Page MenuHomePhabricator

New Kubernetes nodes may end up with no Pod IPv4 block assigned
Open, MediumPublic

Description

The following situation was encountered after adding two new nodes to staging-eqiad (T293729):

The staging clustes have an IPv4 IPPool of 10.64.75.0/24 with the default block size of /26 which should, in theory, should allow for 4 nodes with one /26 block each. Unfortunately each of the existing nodes (kubestage100[12]) currently has 2 IP blocks assigned with leaves the new nodes (kubestage100[34]) without an IP block. This is not bad per se as it just means that both nodes had to take > 64 Pods at some point during their lifetime which is the case when one node is down (at time of writing, there are ~90 Pods running in staging).

As a consequence of that, workload scheduled to the new nodes borrow IP's from the pools of kubestage100[12] which leads to broken Pod IP routes on the node the IP was borrowed from.
In this particular case, kubestage1003 borrowed 10.64.75.0 from kubestage1001, leading to kubestage1001 blackholing traffic to that Pod IP (it blackholes prefixes that it is authoritative for and relies on having specific routes for each Pod it hosts):

root@kubestage1003:~# ip route
default via 10.64.16.1 dev eno1 onlink
10.64.16.0/22 dev eno1 proto kernel scope link src 10.64.16.55
10.64.75.0 dev calidda3b144ba9 scope link

root@kubestage1001:~# ip route
default via 10.64.0.1 dev eno1 onlink
10.64.0.0/22 dev eno1 proto kernel scope link src 10.64.0.247
blackhole 10.64.75.0/26 proto bird
10.64.75.4 dev cali21fc9e9645e scope link
[...]
# But no explicit route for 10.64.75.0/32

According to calico docs, this is the default behavior:

[...] If there are no more blocks available then the host can take addresses from blocks allocated to other hosts. Specific routes are added for the borrowed addresses which has an impact on route table size.

DATASET:
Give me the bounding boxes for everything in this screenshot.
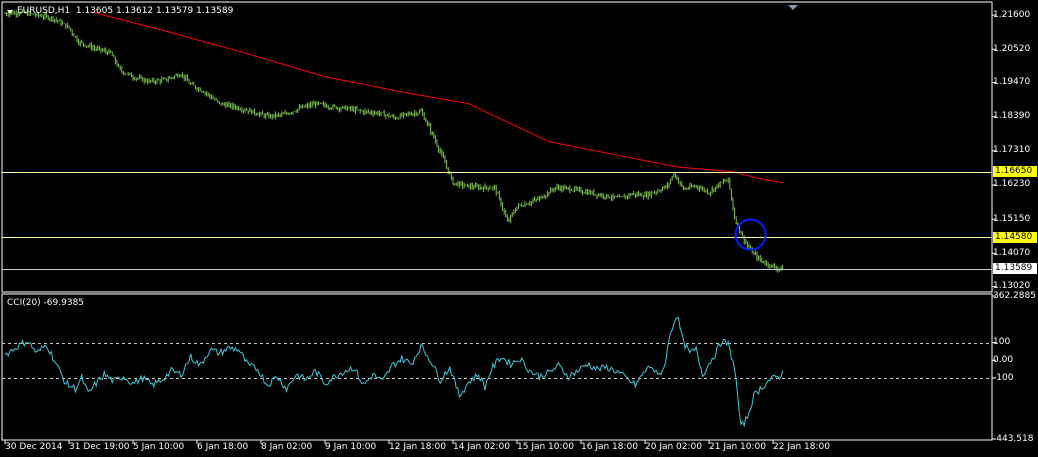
price-chart-frame [1,1,993,293]
symbol-name: EURUSD,H1 [17,6,71,16]
time-tick-label: 31 Dec 19:00 [69,442,130,452]
cci-tick-label: 100 [993,337,1011,348]
moving-average-group [91,11,783,184]
price-tick-label: 1.19470 [993,76,1031,87]
price-bars-group [4,9,784,273]
price-tick-label: 1.20520 [993,43,1031,54]
level-tag-upper: 1.16650 [993,166,1037,178]
horizontal-levels-group [2,172,992,270]
cci-group [2,316,992,428]
time-tick-label: 6 Jan 18:00 [197,442,249,452]
chart-window[interactable] [0,0,1038,457]
time-tick-label: 12 Jan 18:00 [389,442,446,452]
time-tick-label: 21 Jan 10:00 [709,442,766,452]
time-tick-label: 22 Jan 18:00 [773,442,830,452]
time-tick-label: 9 Jan 10:00 [325,442,377,452]
cci-line [4,316,784,428]
chart-shift-marker-icon[interactable] [788,5,798,10]
indicator-label: CCI(20) -69.9385 [7,298,85,308]
cci-tick-label: -100 [993,372,1014,383]
time-tick-label: 30 Dec 2014 [5,442,63,452]
price-tick-label: 1.15150 [993,213,1031,224]
level-tag-lower: 1.14580 [993,231,1037,243]
time-tick-label: 16 Jan 18:00 [581,442,638,452]
price-tick-label: 1.14070 [993,247,1031,258]
cci-tick-label: 0.00 [993,354,1014,365]
price-tick-label: 1.16230 [993,179,1031,190]
price-tick-label: 1.18390 [993,111,1031,122]
price-tick-label: 1.17310 [993,145,1031,156]
time-tick-label: 8 Jan 02:00 [261,442,313,452]
symbol-label: EURUSD,H1 1.13605 1.13612 1.13579 1.1358… [17,6,233,17]
cci-tick-label: 362.2885 [993,290,1036,301]
moving-average-line [91,11,783,184]
current-price-tag: 1.13589 [993,263,1037,275]
time-tick-label: 20 Jan 02:00 [645,442,702,452]
price-tick-label: 1.21600 [993,9,1031,20]
ohlc-values: 1.13605 1.13612 1.13579 1.13589 [75,6,234,16]
cci-tick-label: -443.518 [993,433,1034,444]
indicator-frame [1,293,993,441]
time-tick-label: 14 Jan 02:00 [453,442,510,452]
time-tick-label: 15 Jan 10:00 [517,442,574,452]
time-tick-label: 5 Jan 10:00 [133,442,185,452]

STATED TASK 1:
Copy out the full text on new Kubernetes nodes ending up without a Pod IPv4 block, word for word.
STATED TASK 2:
Turn the stretch of the rows that opens with the line containing "price-chart-frame [1,1,993,293]" and closes with the line containing "level-tag-lower: 1.14580 [993,231,1037,243]", both of those lines included, into a numbered list. Skip any blank lines.

PROBLEM SOLUTION 1:
Page MenuHomePhabricator

New Kubernetes nodes may end up with no Pod IPv4 block assigned
Open, MediumPublic

Description

The following situation was encountered after adding two new nodes to staging-eqiad (T293729):

The staging clustes have an IPv4 IPPool of 10.64.75.0/24 with the default block size of /26 which should, in theory, should allow for 4 nodes with one /26 block each. Unfortunately each of the existing nodes (kubestage100[12]) currently has 2 IP blocks assigned with leaves the new nodes (kubestage100[34]) without an IP block. This is not bad per se as it just means that both nodes had to take > 64 Pods at some point during their lifetime which is the case when one node is down (at time of writing, there are ~90 Pods running in staging).

As a consequence of that, workload scheduled to the new nodes borrow IP's from the pools of kubestage100[12] which leads to broken Pod IP routes on the node the IP was borrowed from.
In this particular case, kubestage1003 borrowed 10.64.75.0 from kubestage1001, leading to kubestage1001 blackholing traffic to that Pod IP (it blackholes prefixes that it is authoritative for and relies on having specific routes for each Pod it hosts):

root@kubestage1003:~# ip route
default via 10.64.16.1 dev eno1 onlink
10.64.16.0/22 dev eno1 proto kernel scope link src 10.64.16.55
10.64.75.0 dev calidda3b144ba9 scope link

root@kubestage1001:~# ip route
default via 10.64.0.1 dev eno1 onlink
10.64.0.0/22 dev eno1 proto kernel scope link src 10.64.0.247
blackhole 10.64.75.0/26 proto bird
10.64.75.4 dev cali21fc9e9645e scope link
[...]
# But no explicit route for 10.64.75.0/32

According to calico docs, this is the default behavior:

[...] If there are no more blocks available then the host can take addresses from blocks allocated to other hosts. Specific routes are added for the borrowed addresses which has an impact on route table size.

PROBLEM SOLUTION 2:
1. price-chart-frame [1,1,993,293]
2. symbol-name: EURUSD,H1 [17,6,71,16]
3. time-tick-label: 31 Dec 19:00 [69,442,130,452]
4. cci-tick-label: 100 [993,337,1011,348]
5. moving-average-group [91,11,783,184]
6. price-tick-label: 1.19470 [993,76,1031,87]
7. price-bars-group [4,9,784,273]
8. price-tick-label: 1.20520 [993,43,1031,54]
9. level-tag-upper: 1.16650 [993,166,1037,178]
10. horizontal-levels-group [2,172,992,270]
11. cci-group [2,316,992,428]
12. time-tick-label: 6 Jan 18:00 [197,442,249,452]
13. chart-window[interactable] [0,0,1038,457]
14. time-tick-label: 12 Jan 18:00 [389,442,446,452]
15. time-tick-label: 21 Jan 10:00 [709,442,766,452]
16. time-tick-label: 22 Jan 18:00 [773,442,830,452]
17. time-tick-label: 9 Jan 10:00 [325,442,377,452]
18. cci-line [4,316,784,428]
19. chart-shift-marker-icon[interactable] [788,5,798,10]
20. indicator-label: CCI(20) -69.9385 [7,298,85,308]
21. cci-tick-label: -100 [993,372,1014,383]
22. time-tick-label: 30 Dec 2014 [5,442,63,452]
23. price-tick-label: 1.15150 [993,213,1031,224]
24. level-tag-lower: 1.14580 [993,231,1037,243]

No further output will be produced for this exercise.